__TASK INSTRUCTIONS__: Separate out the lines that hold "document".

__SUPPLIED RECORDS__:

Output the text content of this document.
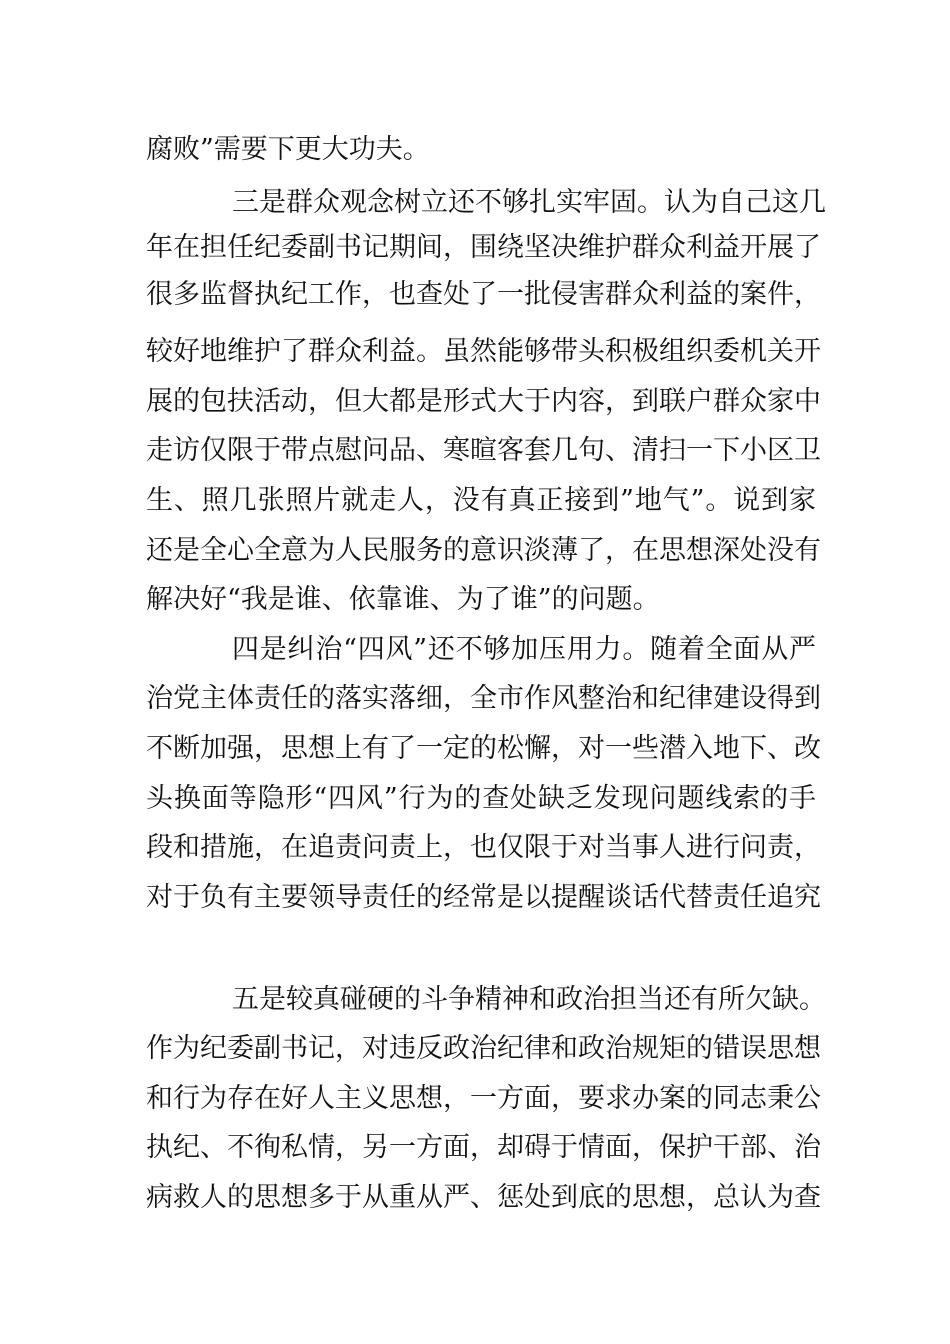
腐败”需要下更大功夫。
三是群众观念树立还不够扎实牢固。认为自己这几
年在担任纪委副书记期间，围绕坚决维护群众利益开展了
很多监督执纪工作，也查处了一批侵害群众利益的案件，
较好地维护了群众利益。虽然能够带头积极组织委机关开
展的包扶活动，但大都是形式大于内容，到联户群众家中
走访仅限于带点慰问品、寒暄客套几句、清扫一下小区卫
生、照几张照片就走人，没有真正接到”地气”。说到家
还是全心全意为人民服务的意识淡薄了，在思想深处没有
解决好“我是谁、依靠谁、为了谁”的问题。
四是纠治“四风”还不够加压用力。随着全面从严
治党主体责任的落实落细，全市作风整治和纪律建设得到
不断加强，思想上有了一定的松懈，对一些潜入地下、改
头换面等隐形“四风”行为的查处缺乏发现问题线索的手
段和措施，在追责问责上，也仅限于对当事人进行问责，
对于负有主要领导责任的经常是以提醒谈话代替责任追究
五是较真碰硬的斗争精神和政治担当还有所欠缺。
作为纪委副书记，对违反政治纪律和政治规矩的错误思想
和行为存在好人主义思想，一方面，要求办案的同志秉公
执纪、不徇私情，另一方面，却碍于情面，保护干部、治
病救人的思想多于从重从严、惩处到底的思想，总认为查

--

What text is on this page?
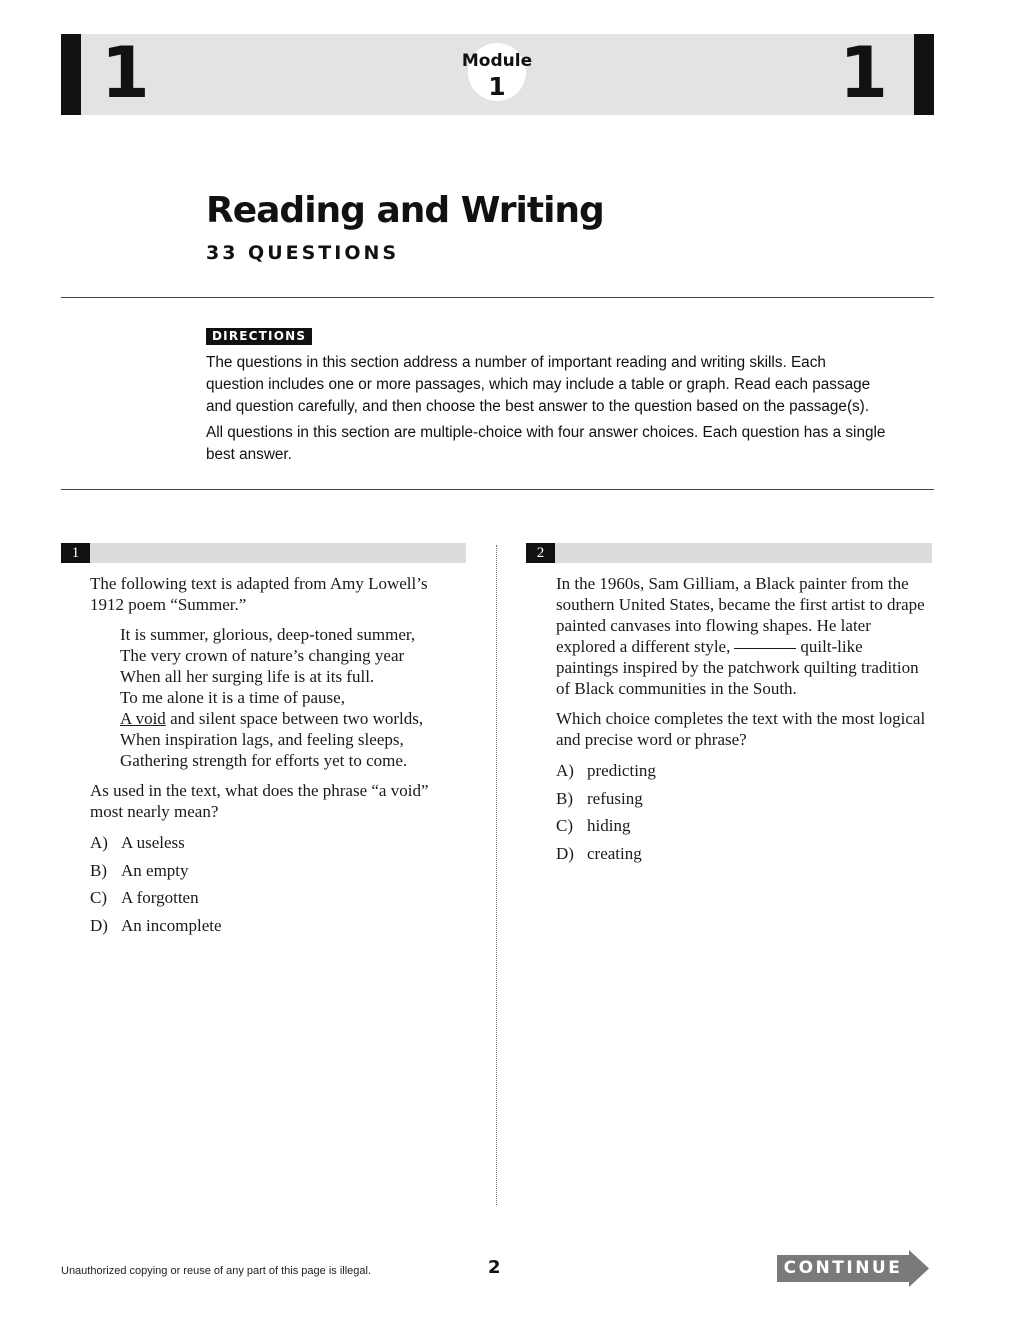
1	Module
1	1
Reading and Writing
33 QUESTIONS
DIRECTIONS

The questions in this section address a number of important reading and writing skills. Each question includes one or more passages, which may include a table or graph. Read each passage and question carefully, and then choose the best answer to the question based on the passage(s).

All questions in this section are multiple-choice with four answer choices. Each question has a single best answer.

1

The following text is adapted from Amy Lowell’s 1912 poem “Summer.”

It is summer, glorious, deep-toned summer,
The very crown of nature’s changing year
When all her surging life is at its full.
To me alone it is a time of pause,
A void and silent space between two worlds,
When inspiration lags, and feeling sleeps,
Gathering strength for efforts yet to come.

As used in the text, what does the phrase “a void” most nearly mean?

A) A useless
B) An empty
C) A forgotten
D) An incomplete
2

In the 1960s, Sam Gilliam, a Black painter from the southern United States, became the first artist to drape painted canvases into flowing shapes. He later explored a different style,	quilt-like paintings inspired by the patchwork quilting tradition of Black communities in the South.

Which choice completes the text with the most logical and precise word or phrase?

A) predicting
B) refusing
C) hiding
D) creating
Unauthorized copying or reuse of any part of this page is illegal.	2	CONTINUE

* * *

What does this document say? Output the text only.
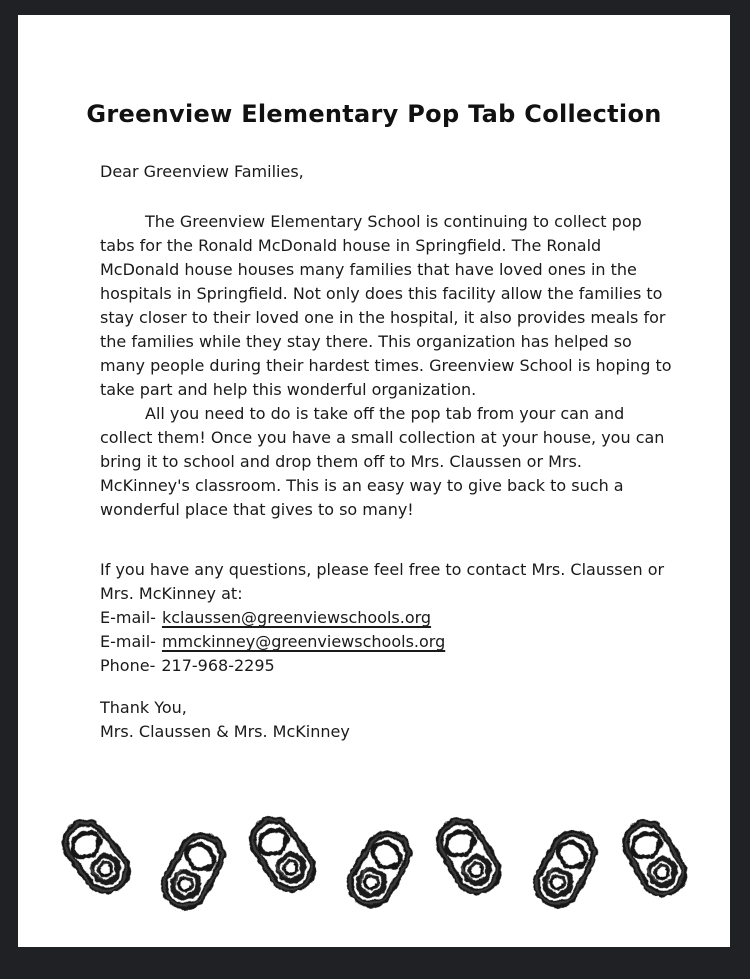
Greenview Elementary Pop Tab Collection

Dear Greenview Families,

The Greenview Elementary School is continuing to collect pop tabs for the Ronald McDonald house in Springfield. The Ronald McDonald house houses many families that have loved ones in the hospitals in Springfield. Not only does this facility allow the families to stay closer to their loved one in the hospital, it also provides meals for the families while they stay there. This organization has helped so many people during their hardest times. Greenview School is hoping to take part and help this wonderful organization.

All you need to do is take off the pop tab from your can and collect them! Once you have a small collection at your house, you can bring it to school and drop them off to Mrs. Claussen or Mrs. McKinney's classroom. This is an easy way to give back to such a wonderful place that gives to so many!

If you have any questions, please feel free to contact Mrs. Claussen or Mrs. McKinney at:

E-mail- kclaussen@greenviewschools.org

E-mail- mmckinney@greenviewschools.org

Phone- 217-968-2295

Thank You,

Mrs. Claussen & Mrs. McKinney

__FINAL RESULT__:
Output the text content of this document.
What does this document say? Output the text only.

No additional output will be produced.